Where a line of the listing below includes the word "document", reproduce that line.

[Extracted records]
------------------------------------
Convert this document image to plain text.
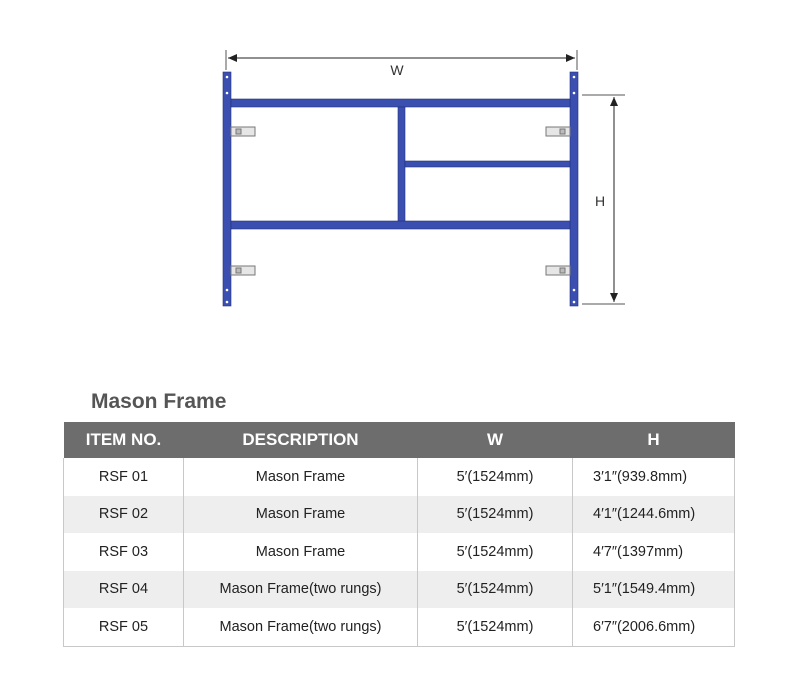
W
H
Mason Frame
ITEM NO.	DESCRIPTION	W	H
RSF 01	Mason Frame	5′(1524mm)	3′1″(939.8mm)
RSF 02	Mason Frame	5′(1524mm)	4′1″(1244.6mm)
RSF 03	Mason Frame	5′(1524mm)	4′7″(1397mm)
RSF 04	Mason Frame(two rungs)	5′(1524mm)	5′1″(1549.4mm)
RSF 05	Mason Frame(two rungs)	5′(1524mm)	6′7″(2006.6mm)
------------------------------------
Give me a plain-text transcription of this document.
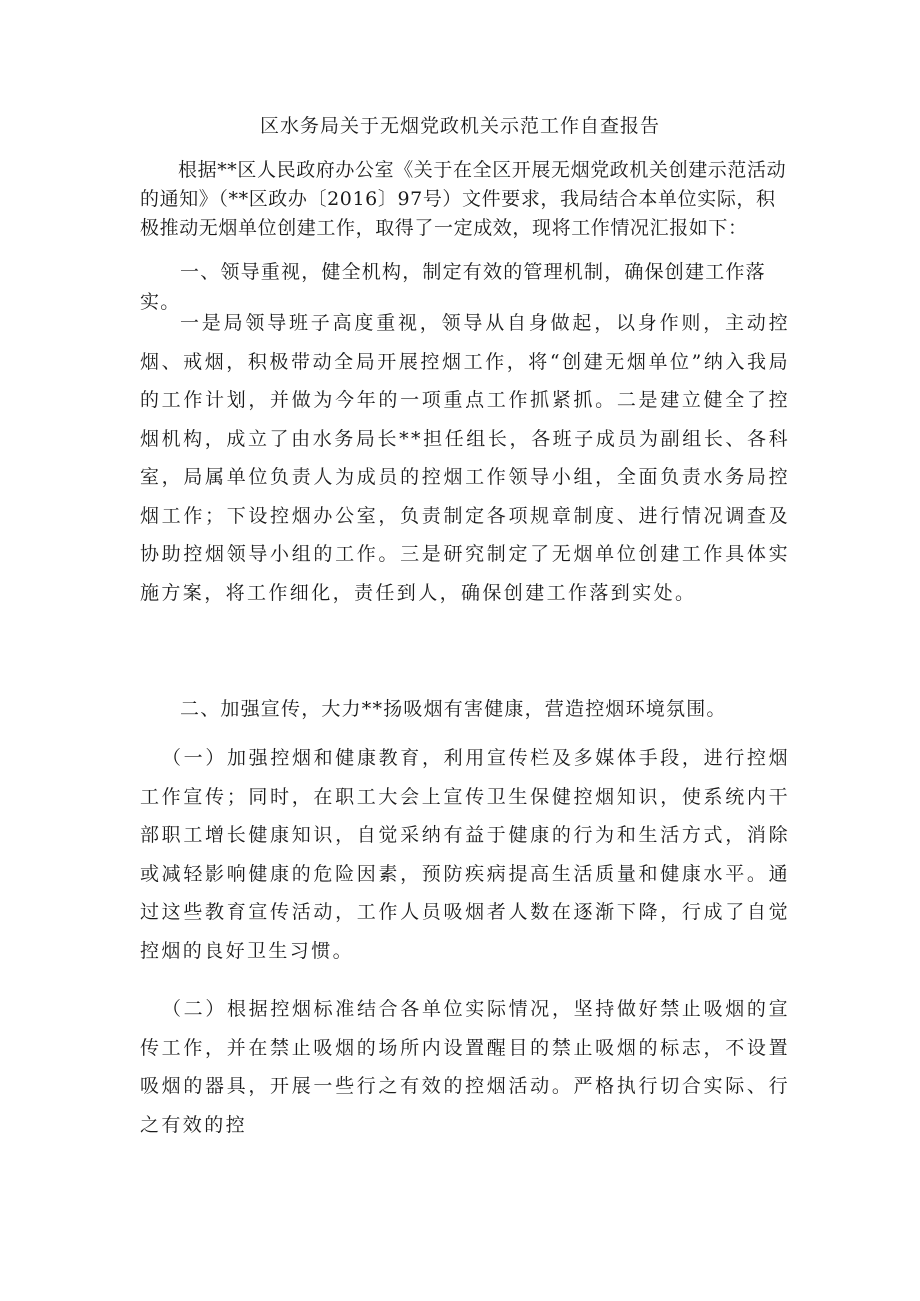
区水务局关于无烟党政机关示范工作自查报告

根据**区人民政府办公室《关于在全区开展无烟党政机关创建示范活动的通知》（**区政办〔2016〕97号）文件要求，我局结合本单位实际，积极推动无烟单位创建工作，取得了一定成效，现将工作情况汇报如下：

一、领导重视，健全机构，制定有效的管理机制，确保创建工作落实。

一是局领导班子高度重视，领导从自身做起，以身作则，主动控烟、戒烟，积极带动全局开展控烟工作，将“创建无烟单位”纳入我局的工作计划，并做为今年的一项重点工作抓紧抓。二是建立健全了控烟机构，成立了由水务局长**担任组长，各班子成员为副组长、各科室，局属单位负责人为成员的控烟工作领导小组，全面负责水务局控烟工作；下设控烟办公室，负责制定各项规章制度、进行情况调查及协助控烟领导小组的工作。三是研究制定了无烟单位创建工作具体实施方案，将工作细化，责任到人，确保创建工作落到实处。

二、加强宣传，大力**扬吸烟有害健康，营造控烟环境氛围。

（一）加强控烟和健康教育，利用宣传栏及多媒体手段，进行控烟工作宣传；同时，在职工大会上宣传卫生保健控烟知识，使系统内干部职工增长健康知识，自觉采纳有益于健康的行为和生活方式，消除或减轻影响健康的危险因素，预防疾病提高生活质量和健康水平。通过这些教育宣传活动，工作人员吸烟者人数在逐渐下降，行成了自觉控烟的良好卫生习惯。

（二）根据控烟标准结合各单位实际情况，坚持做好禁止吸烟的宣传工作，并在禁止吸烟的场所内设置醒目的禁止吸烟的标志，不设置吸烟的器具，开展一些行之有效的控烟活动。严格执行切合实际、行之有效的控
------------------------------------
• [EXERCISE OUTPUT]
Convert this document image to plain text.
Give me a plain-text transcription of this document.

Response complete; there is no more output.